--- start SUPPLIED PASSAGE ---
Hilal Al-Quds
- Full name: Hilal Al-Quds Club
- Nickname: Lions of the Capital
- Founded: 1972; 54 years ago
- Ground: Faisal Al-Husseini International Stadium
- Capacity: 12,500
- Manager: Salman Amer
- League: West Bank Premier League
| Home colours | Away colours |

= Hilal Al-Quds Club =

Palestinian football club

Hilal Al-Quds Club (نادي هلال القدس) is a Palestinian sports and cultural club. Its professional football section was established in 1972 within the walls of the Old City of Jerusalem. The club's motto is "Development, training and rehabilitation of Jerusalemite youth is the focus of our cause." Al-Hilal Al-Quds Club is located in the heart of Jerusalem. 12,500-capacity Faisal Al-Husseini International Stadium is their home stadium in Al-Ram, near Jerusalem.
--- end SUPPLIED PASSAGE ---
--- start RECORD LIST ---
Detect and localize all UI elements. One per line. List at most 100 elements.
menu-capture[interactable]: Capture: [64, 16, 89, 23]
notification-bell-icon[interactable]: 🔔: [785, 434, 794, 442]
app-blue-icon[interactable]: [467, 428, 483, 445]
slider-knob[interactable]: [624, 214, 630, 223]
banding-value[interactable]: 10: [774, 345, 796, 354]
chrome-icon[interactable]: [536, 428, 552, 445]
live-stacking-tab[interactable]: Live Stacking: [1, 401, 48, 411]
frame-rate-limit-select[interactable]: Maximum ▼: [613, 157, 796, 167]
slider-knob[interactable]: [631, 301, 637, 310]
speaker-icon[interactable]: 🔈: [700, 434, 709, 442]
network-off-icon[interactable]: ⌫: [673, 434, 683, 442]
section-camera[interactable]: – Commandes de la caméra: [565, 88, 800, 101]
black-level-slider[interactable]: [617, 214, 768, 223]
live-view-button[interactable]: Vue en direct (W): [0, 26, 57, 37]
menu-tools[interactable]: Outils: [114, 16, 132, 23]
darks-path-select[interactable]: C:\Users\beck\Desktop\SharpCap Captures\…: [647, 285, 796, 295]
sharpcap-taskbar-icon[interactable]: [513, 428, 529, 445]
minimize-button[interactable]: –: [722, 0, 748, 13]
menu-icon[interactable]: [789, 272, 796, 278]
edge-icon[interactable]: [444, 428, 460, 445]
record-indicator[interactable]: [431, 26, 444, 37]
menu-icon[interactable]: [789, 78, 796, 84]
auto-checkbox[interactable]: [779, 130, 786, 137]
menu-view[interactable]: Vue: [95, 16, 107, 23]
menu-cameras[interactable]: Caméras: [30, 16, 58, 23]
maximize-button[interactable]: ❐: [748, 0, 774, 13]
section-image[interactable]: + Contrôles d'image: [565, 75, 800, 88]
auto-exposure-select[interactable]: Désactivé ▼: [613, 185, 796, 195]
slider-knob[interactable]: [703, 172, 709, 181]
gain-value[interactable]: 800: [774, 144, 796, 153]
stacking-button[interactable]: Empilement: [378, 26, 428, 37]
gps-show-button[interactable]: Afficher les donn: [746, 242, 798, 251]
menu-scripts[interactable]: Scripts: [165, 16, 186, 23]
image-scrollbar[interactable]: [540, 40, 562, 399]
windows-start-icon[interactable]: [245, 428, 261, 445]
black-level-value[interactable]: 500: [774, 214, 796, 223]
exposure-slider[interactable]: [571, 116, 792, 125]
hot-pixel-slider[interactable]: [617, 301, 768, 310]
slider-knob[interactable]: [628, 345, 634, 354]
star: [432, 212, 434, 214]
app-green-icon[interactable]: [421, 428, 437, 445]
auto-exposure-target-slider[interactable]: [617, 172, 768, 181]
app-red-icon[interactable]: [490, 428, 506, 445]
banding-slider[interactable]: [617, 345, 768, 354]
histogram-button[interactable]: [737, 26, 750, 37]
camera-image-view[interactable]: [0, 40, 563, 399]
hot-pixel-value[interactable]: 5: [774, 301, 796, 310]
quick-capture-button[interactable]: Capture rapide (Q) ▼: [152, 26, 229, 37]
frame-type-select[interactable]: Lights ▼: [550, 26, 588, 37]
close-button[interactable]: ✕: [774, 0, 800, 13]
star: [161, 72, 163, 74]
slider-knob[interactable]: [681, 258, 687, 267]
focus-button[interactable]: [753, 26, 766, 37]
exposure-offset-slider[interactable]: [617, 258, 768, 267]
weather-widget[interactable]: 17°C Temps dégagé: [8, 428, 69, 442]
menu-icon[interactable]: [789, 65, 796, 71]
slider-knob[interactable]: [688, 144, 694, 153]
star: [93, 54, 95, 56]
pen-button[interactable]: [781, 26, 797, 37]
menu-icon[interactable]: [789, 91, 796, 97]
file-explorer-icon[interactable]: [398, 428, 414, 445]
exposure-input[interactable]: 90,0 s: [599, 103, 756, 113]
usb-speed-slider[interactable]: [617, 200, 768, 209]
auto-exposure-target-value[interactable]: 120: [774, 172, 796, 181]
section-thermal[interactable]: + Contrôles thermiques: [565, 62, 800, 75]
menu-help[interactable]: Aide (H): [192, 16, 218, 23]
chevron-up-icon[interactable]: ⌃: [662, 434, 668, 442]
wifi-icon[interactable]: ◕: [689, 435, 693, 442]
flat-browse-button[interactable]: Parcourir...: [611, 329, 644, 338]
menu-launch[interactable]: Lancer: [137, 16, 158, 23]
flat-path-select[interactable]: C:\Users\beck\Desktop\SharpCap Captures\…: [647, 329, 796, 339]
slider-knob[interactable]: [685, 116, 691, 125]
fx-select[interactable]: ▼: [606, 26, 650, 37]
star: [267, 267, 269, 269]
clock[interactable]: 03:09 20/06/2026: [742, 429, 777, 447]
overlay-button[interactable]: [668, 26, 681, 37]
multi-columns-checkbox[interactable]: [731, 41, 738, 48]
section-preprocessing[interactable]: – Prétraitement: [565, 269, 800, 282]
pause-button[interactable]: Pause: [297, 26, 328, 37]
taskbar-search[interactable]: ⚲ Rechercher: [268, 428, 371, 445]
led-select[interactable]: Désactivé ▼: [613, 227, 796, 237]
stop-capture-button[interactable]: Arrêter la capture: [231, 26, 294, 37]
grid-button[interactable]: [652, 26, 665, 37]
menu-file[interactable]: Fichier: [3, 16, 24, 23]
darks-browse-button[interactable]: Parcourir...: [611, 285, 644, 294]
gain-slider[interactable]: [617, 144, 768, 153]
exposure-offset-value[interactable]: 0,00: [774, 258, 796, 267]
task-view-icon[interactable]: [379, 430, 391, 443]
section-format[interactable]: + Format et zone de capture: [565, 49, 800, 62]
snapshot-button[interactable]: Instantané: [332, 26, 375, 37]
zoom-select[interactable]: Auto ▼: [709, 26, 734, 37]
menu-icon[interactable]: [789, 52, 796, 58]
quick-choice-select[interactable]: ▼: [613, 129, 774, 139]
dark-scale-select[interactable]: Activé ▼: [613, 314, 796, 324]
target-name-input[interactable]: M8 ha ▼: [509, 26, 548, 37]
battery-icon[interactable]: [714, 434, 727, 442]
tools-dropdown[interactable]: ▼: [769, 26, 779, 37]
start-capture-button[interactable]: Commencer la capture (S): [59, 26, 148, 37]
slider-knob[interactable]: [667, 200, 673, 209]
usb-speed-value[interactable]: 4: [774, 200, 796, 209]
--- end RECORD LIST ---
◆ **TASK STATEMENT**
Repeat the football club text word for word, in its entirety. The items have no connection to the football club text.

◆ **WORKED ANSWER**
Hilal Al-Quds
- Full name: Hilal Al-Quds Club
- Nickname: Lions of the Capital
- Founded: 1972; 54 years ago
- Ground: Faisal Al-Husseini International Stadium
- Capacity: 12,500
- Manager: Salman Amer
- League: West Bank Premier League
| Home colours | Away colours |

= Hilal Al-Quds Club =

Palestinian football club

Hilal Al-Quds Club (نادي هلال القدس) is a Palestinian sports and cultural club. Its professional football section was established in 1972 within the walls of the Old City of Jerusalem. The club's motto is "Development, training and rehabilitation of Jerusalemite youth is the focus of our cause." Al-Hilal Al-Quds Club is located in the heart of Jerusalem. 12,500-capacity Faisal Al-Husseini International Stadium is their home stadium in Al-Ram, near Jerusalem.